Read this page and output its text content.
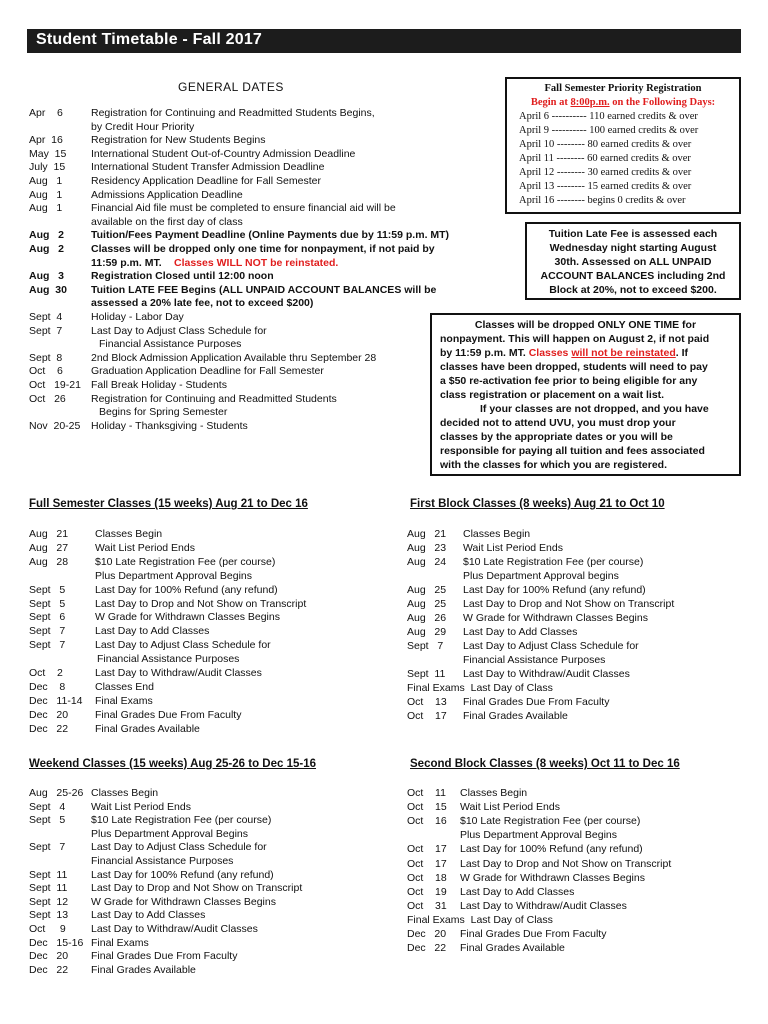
Student Timetable - Fall 2017
GENERAL DATES
Apr    6	Registration for Continuing and Readmitted Students Begins,
by Credit Hour Priority
Apr  16	Registration for New Students Begins
May  15 International Student Out-of-Country Admission Deadline
July  15 International Student Transfer Admission Deadline
Aug   1	Residency Application Deadline for Fall Semester
Aug   1	Admissions Application Deadline
Aug   1	Financial Aid file must be completed to ensure financial aid will be
available on the first day of class
Aug   2	Tuition/Fees Payment Deadline (Online Payments due by 11:59 p.m. MT)
Aug   2	Classes will be dropped only one time for nonpayment, if not paid by
11:59 p.m. MT. Classes WILL NOT be reinstated.
Aug   3	Registration Closed until 12:00 noon
Aug  30 Tuition LATE FEE Begins (ALL UNPAID ACCOUNT BALANCES will be
assessed a 20% late fee, not to exceed $200)
Sept  4	Holiday - Labor Day
Sept  7	Last Day to Adjust Class Schedule for
Financial Assistance Purposes
Sept  8	2nd Block Admission Application Available thru September 28
Oct    6	Graduation Application Deadline for Fall Semester
Oct   19-21 Fall Break Holiday - Students
Oct   26 Registration for Continuing and Readmitted Students
Begins for Spring Semester
Nov  20-25 Holiday - Thanksgiving - Students
Fall Semester Priority Registration
Begin at 8:00p.m. on the Following Days:
April 6 ---------- 110 earned credits & over
April 9 ---------- 100 earned credits & over
April 10 -------- 80 earned credits & over
April 11 -------- 60 earned credits & over
April 12 -------- 30 earned credits & over
April 13 -------- 15 earned credits & over
April 16 -------- begins 0 credits & over
Tuition Late Fee is assessed each
Wednesday night starting August
30th. Assessed on ALL UNPAID
ACCOUNT BALANCES including 2nd
Block at 20%, not to exceed $200.
Classes will be dropped ONLY ONE TIME for
nonpayment. This will happen on August 2, if not paid
by 11:59 p.m. MT. Classes will not be reinstated. If
classes have been dropped, students will need to pay
a $50 re-activation fee prior to being eligible for any
class registration or placement on a wait list.
If your classes are not dropped, and you have
decided not to attend UVU, you must drop your
classes by the appropriate dates or you will be
responsible for paying all tuition and fees associated
with the classes for which you are registered.
Full Semester Classes (15 weeks) Aug 21 to Dec 16
Aug   21	Classes Begin
Aug   27	Wait List Period Ends
Aug   28	$10 Late Registration Fee (per course)
Plus Department Approval Begins
Sept   5	Last Day for 100% Refund (any refund)
Sept   5	Last Day to Drop and Not Show on Transcript
Sept   6	W Grade for Withdrawn Classes Begins
Sept   7	Last Day to Add Classes
Sept   7	Last Day to Adjust Class Schedule for
Financial Assistance Purposes
Oct    2	Last Day to Withdraw/Audit Classes
Dec    8	Classes End
Dec   11-14 Final Exams
Dec   20	Final Grades Due From Faculty
Dec   22	Final Grades Available
First Block Classes (8 weeks) Aug 21 to Oct 10
Aug   21 Classes Begin
Aug   23 Wait List Period Ends
Aug   24 $10 Late Registration Fee (per course)
Plus Department Approval begins
Aug   25 Last Day for 100% Refund (any refund)
Aug   25 Last Day to Drop and Not Show on Transcript
Aug   26 W Grade for Withdrawn Classes Begins
Aug   29 Last Day to Add Classes
Sept   7 Last Day to Adjust Class Schedule for
Financial Assistance Purposes
Sept  11 Last Day to Withdraw/Audit Classes
Final Exams  Last Day of Class
Oct    13 Final Grades Due From Faculty
Oct    17 Final Grades Available
Weekend Classes (15 weeks) Aug 25-26 to Dec 15-16
Aug   25-26 Classes Begin
Sept   4 Wait List Period Ends
Sept   5 $10 Late Registration Fee (per course)
Plus Department Approval Begins
Sept   7 Last Day to Adjust Class Schedule for
Financial Assistance Purposes
Sept  11 Last Day for 100% Refund (any refund)
Sept  11 Last Day to Drop and Not Show on Transcript
Sept  12 W Grade for Withdrawn Classes Begins
Sept  13 Last Day to Add Classes
Oct     9 Last Day to Withdraw/Audit Classes
Dec   15-16 Final Exams
Dec   20 Final Grades Due From Faculty
Dec   22 Final Grades Available
Second Block Classes (8 weeks) Oct 11 to Dec 16
Oct    11 Classes Begin
Oct    15 Wait List Period Ends
Oct    16 $10 Late Registration Fee (per course)
Plus Department Approval Begins
Oct    17 Last Day for 100% Refund (any refund)
Oct    17 Last Day to Drop and Not Show on Transcript
Oct    18 W Grade for Withdrawn Classes Begins
Oct    19 Last Day to Add Classes
Oct    31 Last Day to Withdraw/Audit Classes
Final Exams  Last Day of Class
Dec   20 Final Grades Due From Faculty
Dec   22 Final Grades Available
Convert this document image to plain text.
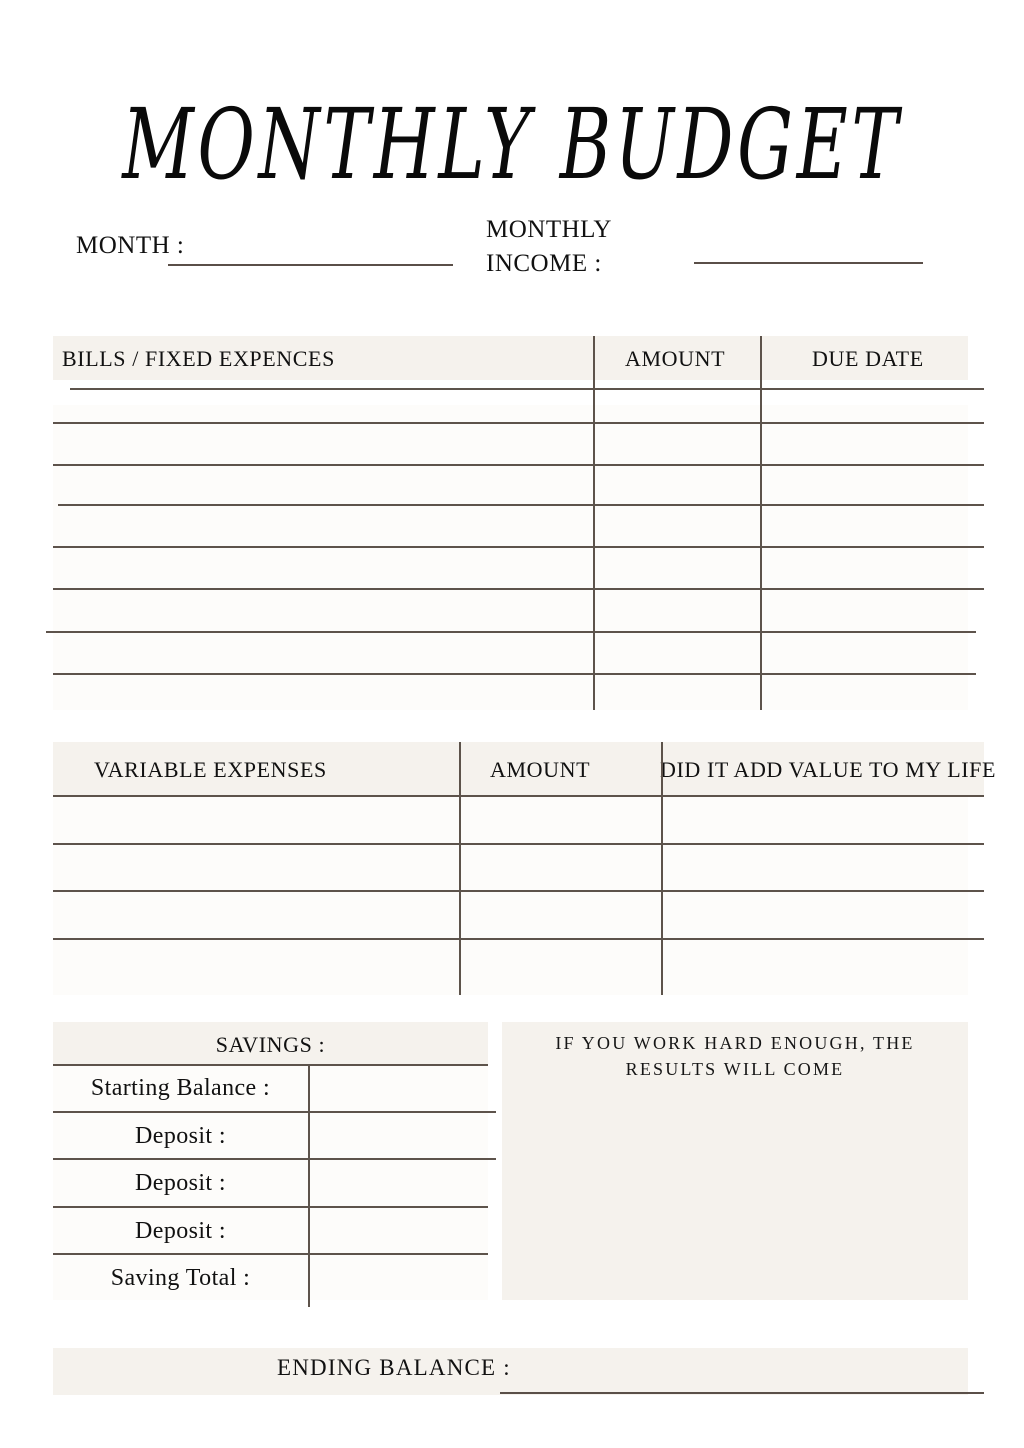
MONTHLY BUDGET
MONTH :
MONTHLY
INCOME :
BILLS / FIXED EXPENCES	AMOUNT	DUE DATE
VARIABLE EXPENSES	AMOUNT	DID IT ADD VALUE TO MY LIFE
SAVINGS :
Starting Balance :
Deposit :
Deposit :
Deposit :
Saving Total :
IF YOU WORK HARD ENOUGH, THE
RESULTS WILL COME
ENDING BALANCE :
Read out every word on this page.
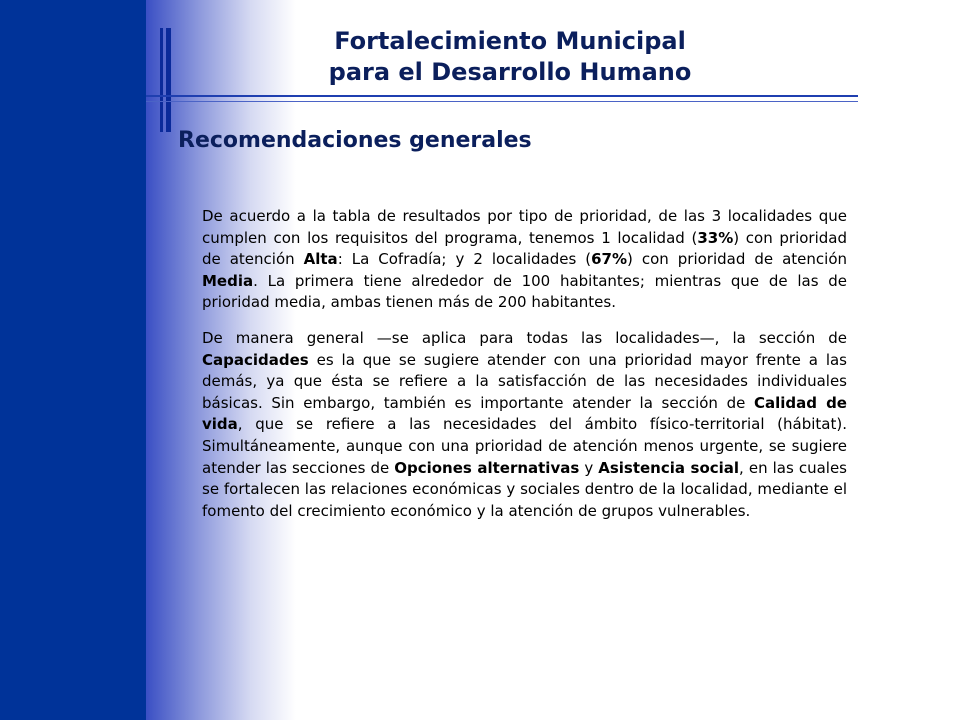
Fortalecimiento Municipal
para el Desarrollo Humano
Recomendaciones generales

De acuerdo a la tabla de resultados por tipo de prioridad, de las 3 localidades que cumplen con los requisitos del programa, tenemos 1 localidad (33%) con prioridad de atención Alta: La Cofradía; y 2 localidades (67%) con prioridad de atención Media. La primera tiene alrededor de 100 habitantes; mientras que de las de prioridad media, ambas tienen más de 200 habitantes.

De manera general —se aplica para todas las localidades—, la sección de Capacidades es la que se sugiere atender con una prioridad mayor frente a las demás, ya que ésta se refiere a la satisfacción de las necesidades individuales básicas. Sin embargo, también es importante atender la sección de Calidad de vida, que se refiere a las necesidades del ámbito físico-territorial (hábitat). Simultáneamente, aunque con una prioridad de atención menos urgente, se sugiere atender las secciones de Opciones alternativas y Asistencia social, en las cuales se fortalecen las relaciones económicas y sociales dentro de la localidad, mediante el fomento del crecimiento económico y la atención de grupos vulnerables.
+++
▸ **What needs to be done**: Your task is to return the entries above exactly, with no pictures.

▸ **Result**:
Read this page and output its text content.
Student Timetable - Fall 2017
GENERAL DATES
Apr    6	Registration for Continuing and Readmitted Students Begins,
by Credit Hour Priority
Apr  16	Registration for New Students Begins
May  15 International Student Out-of-Country Admission Deadline
July  15 International Student Transfer Admission Deadline
Aug   1	Residency Application Deadline for Fall Semester
Aug   1	Admissions Application Deadline
Aug   1	Financial Aid file must be completed to ensure financial aid will be
available on the first day of class
Aug   2	Tuition/Fees Payment Deadline (Online Payments due by 11:59 p.m. MT)
Aug   2	Classes will be dropped only one time for nonpayment, if not paid by
11:59 p.m. MT. Classes WILL NOT be reinstated.
Aug   3	Registration Closed until 12:00 noon
Aug  30 Tuition LATE FEE Begins (ALL UNPAID ACCOUNT BALANCES will be
assessed a 20% late fee, not to exceed $200)
Sept  4	Holiday - Labor Day
Sept  7	Last Day to Adjust Class Schedule for
Financial Assistance Purposes
Sept  8	2nd Block Admission Application Available thru September 28
Oct    6	Graduation Application Deadline for Fall Semester
Oct   19-21 Fall Break Holiday - Students
Oct   26 Registration for Continuing and Readmitted Students
Begins for Spring Semester
Nov  20-25 Holiday - Thanksgiving - Students
Fall Semester Priority Registration
Begin at 8:00p.m. on the Following Days:
April 6 ---------- 110 earned credits & over
April 9 ---------- 100 earned credits & over
April 10 -------- 80 earned credits & over
April 11 -------- 60 earned credits & over
April 12 -------- 30 earned credits & over
April 13 -------- 15 earned credits & over
April 16 -------- begins 0 credits & over
Tuition Late Fee is assessed each
Wednesday night starting August
30th. Assessed on ALL UNPAID
ACCOUNT BALANCES including 2nd
Block at 20%, not to exceed $200.
Classes will be dropped ONLY ONE TIME for
nonpayment. This will happen on August 2, if not paid
by 11:59 p.m. MT. Classes will not be reinstated. If
classes have been dropped, students will need to pay
a $50 re-activation fee prior to being eligible for any
class registration or placement on a wait list.
If your classes are not dropped, and you have
decided not to attend UVU, you must drop your
classes by the appropriate dates or you will be
responsible for paying all tuition and fees associated
with the classes for which you are registered.
Full Semester Classes (15 weeks) Aug 21 to Dec 16
Aug   21	Classes Begin
Aug   27	Wait List Period Ends
Aug   28	$10 Late Registration Fee (per course)
Plus Department Approval Begins
Sept   5	Last Day for 100% Refund (any refund)
Sept   5	Last Day to Drop and Not Show on Transcript
Sept   6	W Grade for Withdrawn Classes Begins
Sept   7	Last Day to Add Classes
Sept   7	Last Day to Adjust Class Schedule for
Financial Assistance Purposes
Oct    2	Last Day to Withdraw/Audit Classes
Dec    8	Classes End
Dec   11-14 Final Exams
Dec   20	Final Grades Due From Faculty
Dec   22	Final Grades Available
First Block Classes (8 weeks) Aug 21 to Oct 10
Aug   21 Classes Begin
Aug   23 Wait List Period Ends
Aug   24 $10 Late Registration Fee (per course)
Plus Department Approval begins
Aug   25 Last Day for 100% Refund (any refund)
Aug   25 Last Day to Drop and Not Show on Transcript
Aug   26 W Grade for Withdrawn Classes Begins
Aug   29 Last Day to Add Classes
Sept   7 Last Day to Adjust Class Schedule for
Financial Assistance Purposes
Sept  11 Last Day to Withdraw/Audit Classes
Final Exams  Last Day of Class
Oct    13 Final Grades Due From Faculty
Oct    17 Final Grades Available
Weekend Classes (15 weeks) Aug 25-26 to Dec 15-16
Aug   25-26 Classes Begin
Sept   4 Wait List Period Ends
Sept   5 $10 Late Registration Fee (per course)
Plus Department Approval Begins
Sept   7 Last Day to Adjust Class Schedule for
Financial Assistance Purposes
Sept  11 Last Day for 100% Refund (any refund)
Sept  11 Last Day to Drop and Not Show on Transcript
Sept  12 W Grade for Withdrawn Classes Begins
Sept  13 Last Day to Add Classes
Oct     9 Last Day to Withdraw/Audit Classes
Dec   15-16 Final Exams
Dec   20 Final Grades Due From Faculty
Dec   22 Final Grades Available
Second Block Classes (8 weeks) Oct 11 to Dec 16
Oct    11 Classes Begin
Oct    15 Wait List Period Ends
Oct    16 $10 Late Registration Fee (per course)
Plus Department Approval Begins
Oct    17 Last Day for 100% Refund (any refund)
Oct    17 Last Day to Drop and Not Show on Transcript
Oct    18 W Grade for Withdrawn Classes Begins
Oct    19 Last Day to Add Classes
Oct    31 Last Day to Withdraw/Audit Classes
Final Exams  Last Day of Class
Dec   20 Final Grades Due From Faculty
Dec   22 Final Grades Available
Convert this document image to plain text.
MONTHLY BUDGET
MONTH :
MONTHLY
INCOME :
BILLS / FIXED EXPENCES	AMOUNT	DUE DATE
VARIABLE EXPENSES	AMOUNT	DID IT ADD VALUE TO MY LIFE
SAVINGS :
Starting Balance :
Deposit :
Deposit :
Deposit :
Saving Total :
IF YOU WORK HARD ENOUGH, THE
RESULTS WILL COME
ENDING BALANCE :
Read out every word on this page.
Fortalecimiento Municipal
para el Desarrollo Humano
Recomendaciones generales

De acuerdo a la tabla de resultados por tipo de prioridad, de las 3 localidades que cumplen con los requisitos del programa, tenemos 1 localidad (33%) con prioridad de atención Alta: La Cofradía; y 2 localidades (67%) con prioridad de atención Media. La primera tiene alrededor de 100 habitantes; mientras que de las de prioridad media, ambas tienen más de 200 habitantes.

De manera general —se aplica para todas las localidades—, la sección de Capacidades es la que se sugiere atender con una prioridad mayor frente a las demás, ya que ésta se refiere a la satisfacción de las necesidades individuales básicas. Sin embargo, también es importante atender la sección de Calidad de vida, que se refiere a las necesidades del ámbito físico-territorial (hábitat). Simultáneamente, aunque con una prioridad de atención menos urgente, se sugiere atender las secciones de Opciones alternativas y Asistencia social, en las cuales se fortalecen las relaciones económicas y sociales dentro de la localidad, mediante el fomento del crecimiento económico y la atención de grupos vulnerables.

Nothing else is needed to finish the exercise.